§ **DO THIS**
From the forum thread about replacing the floppy drive on a Brother embroidery machine, transcribe the passage starting with "## binki (Jul" and going on through "regular floppys use.".
╭─ READING PASSAGE
# Brother 9 needle floppy replacement



## Brian (May 18, 2007)

I have a Brother BES 916AC embroidery machine. Recently the 3.5 floppy reader started acting up. When it reads from the floppy disk it would leave out some of the file information.
(If the file had 9 colours it would show only 4) Sometimes it would not read the file at all (read error). I recently bought a USB simulating floppy drive from a company that was recommended by a Brother Rep. This unit will not recognise any of my files(.bdf) which were created using the Brother BES 100 digitising software which came with my machine and which is the digitising software I have used for the last 20 years. We(the company rep & I) have tried various resetting combinations of the pins in this unit but without success. It will read a DST file. I have tried saving my files in a TAJIMA format but it does'nt work.
Can anyone suggest any other solutions?
Sorry for the long post.


----------



## binki (Jul 16, 2006)

Can't you just replace the floppy drive?


----------



## Brian (May 18, 2007)

That was my first thought. Was told by the tech from the company that sold me the replacement that replacing the floppy would not work.Something to do with the format that brother used being different from the format that regular floppys use.


----------



## Brian (May 18, 2007)

I have seen a post for converting Melco EMT10T machines and they have to download a file to their USB sticks and then use this file to activate the USB emulator. Does anyone know if a similar procedure is required for the Brother machine and if so where this file can be found?


----------



## LTPEMB (Jul 10, 2015)
╰─
╭─ SUPPLIED RECORDS
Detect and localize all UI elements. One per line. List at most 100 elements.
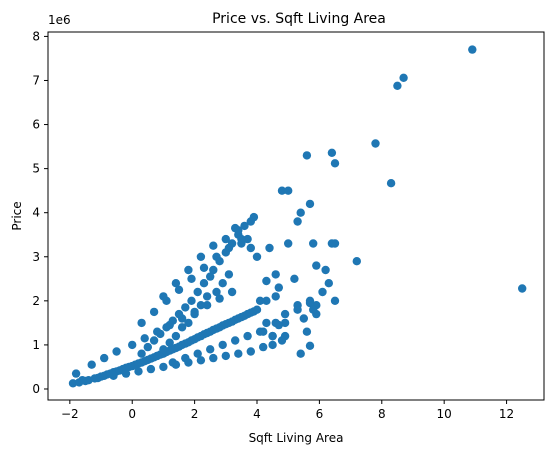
y-axis-ticks: 0 1 2 3 4 5 6 7 8 bbox=[32, 29, 48, 396]
data-point bbox=[277, 336, 287, 345]
x-tick-label: 0 bbox=[128, 407, 136, 421]
data-point bbox=[274, 283, 283, 292]
data-point bbox=[137, 349, 146, 358]
data-point bbox=[121, 369, 131, 378]
data-point bbox=[249, 212, 259, 222]
data-point bbox=[224, 270, 234, 279]
data-point bbox=[240, 221, 249, 231]
data-points bbox=[68, 45, 527, 388]
chart-title: Price vs. Sqft Living Area bbox=[212, 11, 386, 27]
data-point bbox=[296, 208, 305, 217]
data-point bbox=[265, 243, 274, 253]
data-point bbox=[87, 360, 96, 369]
data-point bbox=[184, 265, 193, 275]
data-point bbox=[268, 331, 277, 341]
data-point bbox=[137, 318, 146, 328]
data-point bbox=[255, 296, 265, 305]
data-point bbox=[218, 340, 227, 350]
data-point bbox=[231, 223, 240, 233]
data-point bbox=[259, 342, 268, 352]
data-point bbox=[271, 292, 280, 301]
x-tick-label: 2 bbox=[191, 407, 199, 421]
x-axis-label: Sqft Living Area bbox=[249, 431, 344, 445]
data-point bbox=[277, 186, 287, 195]
data-point bbox=[227, 287, 237, 297]
data-point bbox=[181, 303, 190, 312]
data-point bbox=[221, 351, 230, 361]
data-point bbox=[187, 274, 196, 283]
y-tick-label: 5 bbox=[32, 162, 40, 176]
data-point bbox=[371, 139, 380, 148]
data-point bbox=[280, 318, 290, 328]
data-point bbox=[206, 272, 215, 281]
data-point bbox=[252, 252, 262, 261]
data-point bbox=[234, 349, 243, 358]
data-point bbox=[184, 358, 193, 367]
y-tick-label: 0 bbox=[32, 382, 40, 396]
data-point bbox=[159, 292, 168, 301]
data-point bbox=[109, 371, 118, 380]
data-point bbox=[209, 265, 218, 275]
data-point bbox=[209, 353, 218, 363]
data-point bbox=[296, 349, 305, 358]
data-point bbox=[171, 360, 181, 369]
y-axis-label: Price bbox=[10, 201, 24, 230]
y-tick-label: 3 bbox=[32, 250, 40, 264]
data-point bbox=[156, 329, 165, 339]
data-point bbox=[215, 294, 224, 303]
data-point bbox=[302, 151, 312, 160]
data-point bbox=[318, 287, 327, 297]
data-point bbox=[193, 287, 202, 297]
data-point bbox=[246, 347, 255, 356]
data-point bbox=[330, 159, 340, 168]
plot-frame bbox=[47, 31, 545, 401]
data-point bbox=[309, 305, 318, 314]
data-point bbox=[262, 318, 271, 328]
data-point bbox=[221, 248, 230, 257]
data-point bbox=[159, 362, 168, 372]
data-point bbox=[171, 279, 181, 288]
data-point bbox=[274, 320, 283, 330]
data-point bbox=[259, 327, 268, 336]
data-point bbox=[68, 379, 78, 388]
data-point bbox=[293, 217, 302, 226]
data-point bbox=[327, 239, 337, 248]
data-point bbox=[199, 263, 209, 272]
data-point bbox=[302, 327, 312, 336]
data-point bbox=[246, 243, 255, 253]
x-tick-label: −2 bbox=[61, 407, 79, 421]
x-axis-ticks: −2 0 2 4 6 8 10 12 bbox=[61, 400, 514, 421]
data-point bbox=[284, 239, 293, 248]
data-point bbox=[324, 279, 333, 288]
y-tick-label: 4 bbox=[32, 206, 40, 220]
data-point bbox=[309, 239, 318, 248]
data-point bbox=[293, 301, 302, 310]
x-tick-label: 8 bbox=[378, 407, 386, 421]
data-point bbox=[140, 334, 149, 343]
data-point bbox=[290, 274, 299, 283]
data-point bbox=[187, 296, 196, 305]
data-point bbox=[221, 234, 230, 244]
data-point bbox=[299, 314, 308, 323]
data-point bbox=[190, 309, 199, 319]
data-point bbox=[159, 345, 168, 354]
data-point bbox=[202, 292, 212, 301]
data-point bbox=[321, 265, 330, 275]
data-point bbox=[262, 276, 271, 286]
data-point bbox=[134, 367, 143, 376]
x-tick-label: 6 bbox=[316, 407, 324, 421]
data-point bbox=[202, 301, 212, 310]
data-point bbox=[305, 199, 315, 209]
data-point bbox=[174, 285, 184, 294]
x-tick-label: 4 bbox=[253, 407, 261, 421]
data-point bbox=[227, 239, 237, 248]
data-point bbox=[305, 341, 315, 350]
data-point bbox=[312, 261, 321, 270]
data-point bbox=[174, 309, 184, 319]
data-point bbox=[93, 373, 103, 383]
y-tick-label: 6 bbox=[32, 118, 40, 132]
data-point bbox=[184, 318, 193, 328]
data-point bbox=[393, 81, 402, 91]
data-point bbox=[149, 307, 159, 317]
data-point bbox=[262, 296, 271, 305]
╰─
§ **RESPONSE FOR THIS EXERCISE**
## binki (Jul 16, 2006)

Can't you just replace the floppy drive?


----------



## Brian (May 18, 2007)

That was my first thought. Was told by the tech from the company that sold me the replacement that replacing the floppy would not work.Something to do with the format that brother used being different from the format that regular floppys use.